● **Short task**:
Express each item below as a JSON list of strings, with one string per line and blank lines omitted. Leave the pictures out.

Stored dataset items:
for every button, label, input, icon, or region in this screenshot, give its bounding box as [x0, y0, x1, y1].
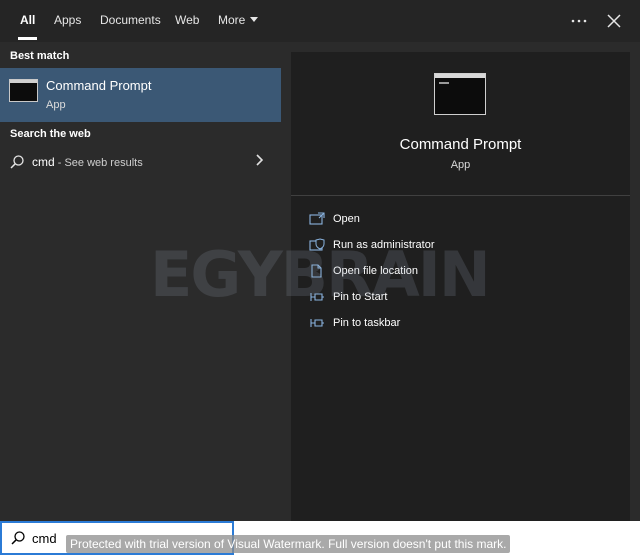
- pin-icon: [310, 319, 324, 327]
- web-result-suffix: - See web results: [54, 157, 143, 169]
- web-result-query: cmd: [32, 155, 55, 169]
- preview-panel: Command Prompt App Open Run as administr…: [291, 52, 630, 521]
- preview-divider: [291, 195, 630, 196]
- tab-more[interactable]: More: [218, 0, 259, 42]
- chevron-down-icon: [250, 17, 259, 23]
- tab-all[interactable]: All: [17, 0, 38, 42]
- file-location-icon: [311, 264, 322, 278]
- action-run-as-admin[interactable]: Run as administrator: [309, 236, 609, 256]
- action-run-as-admin-label: Run as administrator: [333, 239, 435, 251]
- results-list: Best match Command Prompt App Search the…: [0, 42, 283, 521]
- tab-web[interactable]: Web: [175, 0, 199, 42]
- search-icon: [9, 154, 25, 173]
- tab-bar: All Apps Documents Web More: [0, 0, 640, 42]
- action-open-label: Open: [333, 213, 360, 225]
- tab-apps[interactable]: Apps: [54, 0, 81, 42]
- shield-icon: [309, 238, 325, 251]
- action-pin-to-start[interactable]: Pin to Start: [309, 288, 609, 308]
- search-icon: [10, 530, 26, 549]
- action-open[interactable]: Open: [309, 210, 609, 230]
- more-options-icon[interactable]: [567, 9, 591, 33]
- pin-icon: [310, 293, 324, 301]
- tab-documents[interactable]: Documents: [100, 0, 161, 42]
- command-prompt-icon: [9, 79, 38, 102]
- preview-title: Command Prompt: [399, 136, 522, 153]
- best-match-command-prompt[interactable]: Command Prompt App: [0, 68, 281, 122]
- action-pin-to-taskbar[interactable]: Pin to taskbar: [309, 314, 609, 334]
- best-match-heading: Best match: [10, 50, 70, 62]
- close-icon[interactable]: [602, 9, 626, 33]
- command-prompt-large-icon: [434, 73, 486, 115]
- action-open-file-location-label: Open file location: [333, 265, 418, 277]
- chevron-right-icon[interactable]: [254, 152, 264, 173]
- web-result-cmd[interactable]: cmd - See web results: [0, 148, 281, 176]
- search-web-heading: Search the web: [10, 128, 91, 140]
- tab-more-label: More: [218, 13, 246, 27]
- preview-subtitle: App: [450, 159, 471, 171]
- best-match-subtitle: App: [46, 99, 66, 111]
- best-match-title: Command Prompt: [46, 78, 152, 93]
- trial-watermark: Protected with trial version of Visual W…: [66, 535, 511, 553]
- action-open-file-location[interactable]: Open file location: [309, 262, 609, 282]
- action-pin-to-taskbar-label: Pin to taskbar: [333, 317, 401, 329]
- open-icon: [309, 212, 325, 225]
- action-pin-to-start-label: Pin to Start: [333, 291, 388, 303]
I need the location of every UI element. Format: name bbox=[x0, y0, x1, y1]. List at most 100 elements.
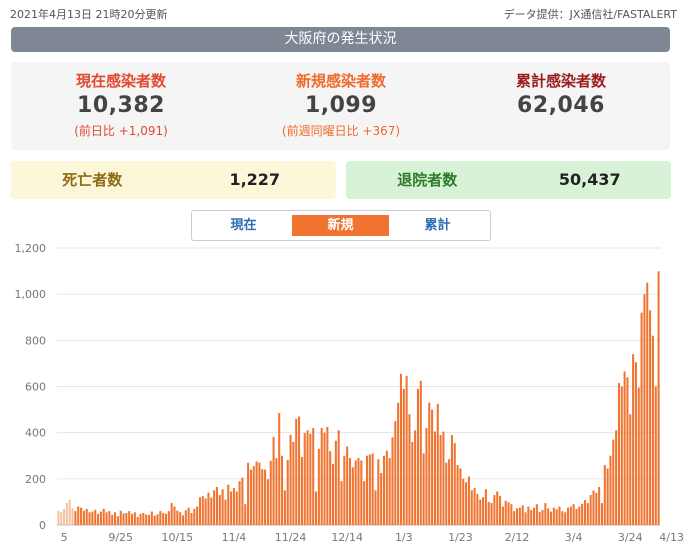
y-tick-label: 0 bbox=[39, 519, 46, 532]
bar bbox=[210, 497, 213, 525]
bar bbox=[586, 503, 589, 525]
x-tick-label: 1/3 bbox=[395, 531, 413, 544]
tab-total[interactable]: 累計 bbox=[389, 215, 486, 236]
bar bbox=[258, 462, 261, 525]
bar bbox=[57, 510, 60, 525]
bar bbox=[275, 458, 278, 525]
y-tick-label: 1,000 bbox=[15, 288, 47, 301]
bar bbox=[181, 515, 184, 525]
bar bbox=[97, 513, 100, 525]
bar bbox=[564, 512, 567, 525]
y-tick-label: 400 bbox=[25, 427, 46, 440]
bar bbox=[77, 506, 80, 525]
bar bbox=[272, 436, 275, 525]
tab-new[interactable]: 新規 bbox=[292, 215, 389, 236]
bar bbox=[176, 510, 179, 525]
bar bbox=[99, 511, 102, 525]
bar bbox=[227, 484, 230, 525]
bar bbox=[306, 430, 309, 525]
bar bbox=[133, 512, 136, 525]
bar bbox=[397, 402, 400, 525]
bar bbox=[238, 481, 241, 525]
bar bbox=[221, 489, 224, 525]
bar bbox=[445, 462, 448, 525]
bar bbox=[493, 494, 496, 525]
bar bbox=[235, 491, 238, 525]
bar bbox=[266, 479, 269, 525]
bar bbox=[450, 434, 453, 525]
bar bbox=[566, 507, 570, 525]
bar bbox=[142, 512, 145, 525]
data-source: データ提供：JX通信社/FASTALERT bbox=[503, 8, 677, 21]
bar bbox=[247, 462, 250, 525]
bar bbox=[323, 432, 326, 525]
bar bbox=[363, 481, 366, 525]
bar bbox=[63, 508, 66, 525]
bar bbox=[598, 486, 601, 525]
stat-new-label: 新規感染者数 bbox=[295, 72, 386, 90]
bar bbox=[337, 430, 340, 525]
bar bbox=[278, 413, 281, 525]
bar bbox=[292, 441, 295, 525]
bar bbox=[581, 503, 584, 525]
bar bbox=[595, 492, 598, 525]
bar bbox=[527, 506, 530, 525]
bar bbox=[193, 508, 196, 525]
bar bbox=[252, 466, 255, 525]
bar bbox=[357, 458, 360, 525]
tab-current[interactable]: 現在 bbox=[195, 215, 292, 236]
bar bbox=[521, 505, 524, 525]
bar bbox=[484, 489, 487, 525]
bar bbox=[558, 506, 561, 525]
bar bbox=[187, 507, 190, 525]
bar bbox=[65, 503, 68, 525]
bar bbox=[150, 511, 153, 525]
bar bbox=[264, 469, 267, 525]
bar bbox=[414, 430, 417, 525]
bar bbox=[442, 431, 445, 525]
bar bbox=[111, 514, 114, 525]
bar bbox=[524, 512, 527, 525]
bar bbox=[170, 503, 173, 525]
bar bbox=[128, 511, 131, 525]
bar bbox=[504, 500, 507, 525]
stat-current-value: 10,382 bbox=[77, 93, 165, 118]
bar bbox=[241, 477, 244, 525]
bar bbox=[119, 510, 122, 525]
bar bbox=[312, 428, 315, 525]
bar bbox=[385, 450, 388, 525]
bar bbox=[167, 511, 170, 525]
stat-new-diff: (前週同曜日比 +367) bbox=[281, 124, 401, 138]
x-tick-label: 2/12 bbox=[505, 531, 530, 544]
bar bbox=[82, 510, 85, 525]
bar bbox=[637, 387, 640, 525]
bar bbox=[317, 448, 320, 525]
bar bbox=[329, 451, 332, 525]
bar bbox=[215, 486, 218, 525]
bar bbox=[374, 490, 377, 525]
bar bbox=[80, 507, 83, 525]
bar bbox=[490, 503, 493, 525]
stat-current-diff: (前日比 +1,091) bbox=[74, 124, 168, 138]
bar bbox=[207, 492, 210, 525]
bar bbox=[578, 506, 581, 525]
bar bbox=[346, 446, 349, 525]
bar bbox=[303, 433, 306, 525]
bar bbox=[159, 511, 162, 525]
bar bbox=[408, 414, 411, 525]
bar bbox=[617, 383, 620, 525]
bar bbox=[122, 513, 125, 525]
x-tick-label: 11/24 bbox=[275, 531, 307, 544]
x-tick-label: 10/15 bbox=[161, 531, 193, 544]
y-tick-label: 600 bbox=[25, 381, 46, 394]
bar bbox=[136, 516, 139, 525]
bar bbox=[315, 491, 318, 525]
bar bbox=[281, 455, 284, 525]
bar bbox=[289, 434, 292, 525]
bar bbox=[391, 437, 394, 525]
bar bbox=[394, 421, 397, 525]
stat-total: 累計感染者数 62,046 bbox=[451, 70, 671, 118]
bar bbox=[589, 494, 592, 525]
bar bbox=[482, 497, 485, 525]
bar bbox=[609, 455, 612, 525]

● **Response to this task**:
[
  "for every button, label, input, icon, or region in this screenshot, give its bounding box as [x0, y0, x1, y1].",
  "- pin-icon: [310, 319, 324, 327]",
  "- web-result-suffix: - See web results: [54, 157, 143, 169]",
  "- web-result-query: cmd: [32, 155, 55, 169]",
  "- preview-panel: Command Prompt App Open Run as administr…: [291, 52, 630, 521]",
  "- preview-divider: [291, 195, 630, 196]",
  "- tab-more[interactable]: More: [218, 0, 259, 42]",
  "- chevron-down-icon: [250, 17, 259, 23]",
  "- tab-all[interactable]: All: [17, 0, 38, 42]",
  "- file-location-icon: [311, 264, 322, 278]",
  "- action-run-as-admin[interactable]: Run as administrator: [309, 236, 609, 256]",
  "- action-run-as-admin-label: Run as administrator: [333, 239, 435, 251]",
  "- results-list: Best match Command Prompt App Search the…: [0, 42, 283, 521]",
  "- tab-web[interactable]: Web: [175, 0, 199, 42]",
  "- search-icon: [9, 154, 25, 173]",
  "- tab-bar: All Apps Documents Web More: [0, 0, 640, 42]",
  "- action-open-label: Open: [333, 213, 360, 225]",
  "- tab-apps[interactable]: Apps: [54, 0, 81, 42]",
  "- shield-icon: [309, 238, 325, 251]",
  "- action-pin-to-start[interactable]: Pin to Start: [309, 288, 609, 308]",
  "- search-icon: [10, 530, 26, 549]",
  "- action-open[interactable]: Open: [309, 210, 609, 230]",
  "- more-options-icon[interactable]: [567, 9, 591, 33]",
  "- pin-icon: [310, 293, 324, 301]",
  "- tab-documents[interactable]: Documents: [100, 0, 161, 42]",
  "- command-prompt-icon: [9, 79, 38, 102]",
  "- preview-title: Command Prompt: [399, 136, 522, 153]",
  "- best-match-command-prompt[interactable]: Command Prompt App: [0, 68, 281, 122]",
  "- action-pin-to-taskbar[interactable]: Pin to taskbar: [309, 314, 609, 334]",
  "- best-match-heading: Best match: [10, 50, 70, 62]",
  "- close-icon[interactable]: [602, 9, 626, 33]",
  "- command-prompt-large-icon: [434, 73, 486, 115]",
  "- action-open-file-location-label: Open file location: [333, 265, 418, 277]",
  "- chevron-right-icon[interactable]: [254, 152, 264, 173]",
  "- web-result-cmd[interactable]: cmd - See web results: [0, 148, 281, 176]",
  "- search-web-heading: Search the web: [10, 128, 91, 140]",
  "- tab-more-label: More: [218, 13, 246, 27]",
  "- preview-subtitle: App: [450, 159, 471, 171]",
  "- best-match-subtitle: App: [46, 99, 66, 111]",
  "- best-match-title: Command Prompt: [46, 78, 152, 93]",
  "- trial-watermark: Protected with trial version of Visual W…: [66, 535, 511, 553]",
  "- action-open-file-location[interactable]: Open file location: [309, 262, 609, 282]",
  "- action-pin-to-taskbar-label: Pin to taskbar: [333, 317, 401, 329]",
  "- open-icon: [309, 212, 325, 225]",
  "- action-pin-to-start-label: Pin to Start: [333, 291, 388, 303]",
  "I need the location of every UI element. Format: name bbox=[x0, y0, x1, y1]. List at most 100 elements.",
  "y-tick-label: 0 bbox=[39, 519, 46, 532]",
  "bar bbox=[210, 497, 213, 525]",
  "bar bbox=[586, 503, 589, 525]",
  "x-tick-label: 1/3 bbox=[395, 531, 413, 544]",
  "tab-total[interactable]: 累計 bbox=[389, 215, 486, 236]",
  "bar bbox=[258, 462, 261, 525]",
  "bar bbox=[57, 510, 60, 525]",
  "bar bbox=[275, 458, 278, 525]",
  "y-tick-label: 1,000 bbox=[15, 288, 47, 301]",
  "bar bbox=[181, 515, 184, 525]",
  "bar bbox=[97, 513, 100, 525]",
  "bar bbox=[564, 512, 567, 525]",
  "y-tick-label: 400 bbox=[25, 427, 46, 440]",
  "bar bbox=[77, 506, 80, 525]",
  "bar bbox=[272, 436, 275, 525]",
  "tab-new[interactable]: 新規 bbox=[292, 215, 389, 236]",
  "bar bbox=[176, 510, 179, 525]",
  "bar bbox=[99, 511, 102, 525]",
  "bar bbox=[227, 484, 230, 525]",
  "bar bbox=[306, 430, 309, 525]",
  "bar bbox=[133, 512, 136, 525]",
  "bar bbox=[397, 402, 400, 525]",
  "bar bbox=[238, 481, 241, 525]",
  "bar bbox=[221, 489, 224, 525]",
  "bar bbox=[445, 462, 448, 525]",
  "bar bbox=[493, 494, 496, 525]",
  "bar bbox=[235, 491, 238, 525]",
  "bar bbox=[266, 479, 269, 525]",
  "bar bbox=[450, 434, 453, 525]",
  "bar bbox=[566, 507, 570, 525]",
  "bar bbox=[142, 512, 145, 525]",
  "data-source: データ提供：JX通信社/FASTALERT bbox=[503, 8, 677, 21]",
  "bar bbox=[247, 462, 250, 525]",
  "bar bbox=[323, 432, 326, 525]",
  "bar bbox=[363, 481, 366, 525]",
  "bar bbox=[63, 508, 66, 525]",
  "bar bbox=[598, 486, 601, 525]",
  "stat-new-label: 新規感染者数 bbox=[295, 72, 386, 90]",
  "bar bbox=[337, 430, 340, 525]",
  "bar bbox=[278, 413, 281, 525]",
  "bar bbox=[292, 441, 295, 525]",
  "bar bbox=[581, 503, 584, 525]",
  "bar bbox=[595, 492, 598, 525]",
  "bar bbox=[527, 506, 530, 525]",
  "bar bbox=[193, 508, 196, 525]",
  "bar bbox=[252, 466, 255, 525]",
  "bar bbox=[357, 458, 360, 525]",
  "tab-current[interactable]: 現在 bbox=[195, 215, 292, 236]",
  "bar bbox=[521, 505, 524, 525]",
  "bar bbox=[484, 489, 487, 525]",
  "bar bbox=[558, 506, 561, 525]",
  "bar bbox=[187, 507, 190, 525]",
  "bar bbox=[65, 503, 68, 525]",
  "bar bbox=[150, 511, 153, 525]",
  "bar bbox=[264, 469, 267, 525]",
  "bar bbox=[414, 430, 417, 525]",
  "bar bbox=[442, 431, 445, 525]",
  "bar bbox=[111, 514, 114, 525]",
  "bar bbox=[524, 512, 527, 525]",
  "bar bbox=[170, 503, 173, 525]",
  "bar bbox=[128, 511, 131, 525]",
  "bar bbox=[504, 500, 507, 525]",
  "stat-current-value: 10,382 bbox=[77, 93, 165, 118]",
  "bar bbox=[241, 477, 244, 525]",
  "bar bbox=[119, 510, 122, 525]",
  "bar bbox=[312, 428, 315, 525]",
  "bar bbox=[385, 450, 388, 525]",
  "bar bbox=[167, 511, 170, 525]",
  "stat-new-diff: (前週同曜日比 +367) bbox=[281, 124, 401, 138]",
  "x-tick-label: 2/12 bbox=[505, 531, 530, 544]",
  "bar bbox=[82, 510, 85, 525]",
  "bar bbox=[637, 387, 640, 525]",
  "bar bbox=[317, 448, 320, 525]",
  "bar bbox=[329, 451, 332, 525]",
  "bar bbox=[215, 486, 218, 525]",
  "bar bbox=[374, 490, 377, 525]",
  "bar bbox=[80, 507, 83, 525]",
  "bar bbox=[490, 503, 493, 525]",
  "stat-current-diff: (前日比 +1,091) bbox=[74, 124, 168, 138]",
  "bar bbox=[207, 492, 210, 525]",
  "bar bbox=[578, 506, 581, 525]",
  "bar bbox=[346, 446, 349, 525]",
  "bar bbox=[303, 433, 306, 525]",
  "bar bbox=[159, 511, 162, 525]",
  "bar bbox=[408, 414, 411, 525]",
  "bar bbox=[617, 383, 620, 525]",
  "bar bbox=[122, 513, 125, 525]",
  "x-tick-label: 11/24 bbox=[275, 531, 307, 544]",
  "x-tick-label: 10/15 bbox=[161, 531, 193, 544]",
  "y-tick-label: 600 bbox=[25, 381, 46, 394]",
  "bar bbox=[136, 516, 139, 525]",
  "bar bbox=[315, 491, 318, 525]",
  "bar bbox=[281, 455, 284, 525]",
  "bar bbox=[289, 434, 292, 525]",
  "bar bbox=[391, 437, 394, 525]",
  "bar bbox=[394, 421, 397, 525]",
  "stat-total: 累計感染者数 62,046 bbox=[451, 70, 671, 118]",
  "bar bbox=[589, 494, 592, 525]",
  "bar bbox=[482, 497, 485, 525]",
  "bar bbox=[609, 455, 612, 525]"
]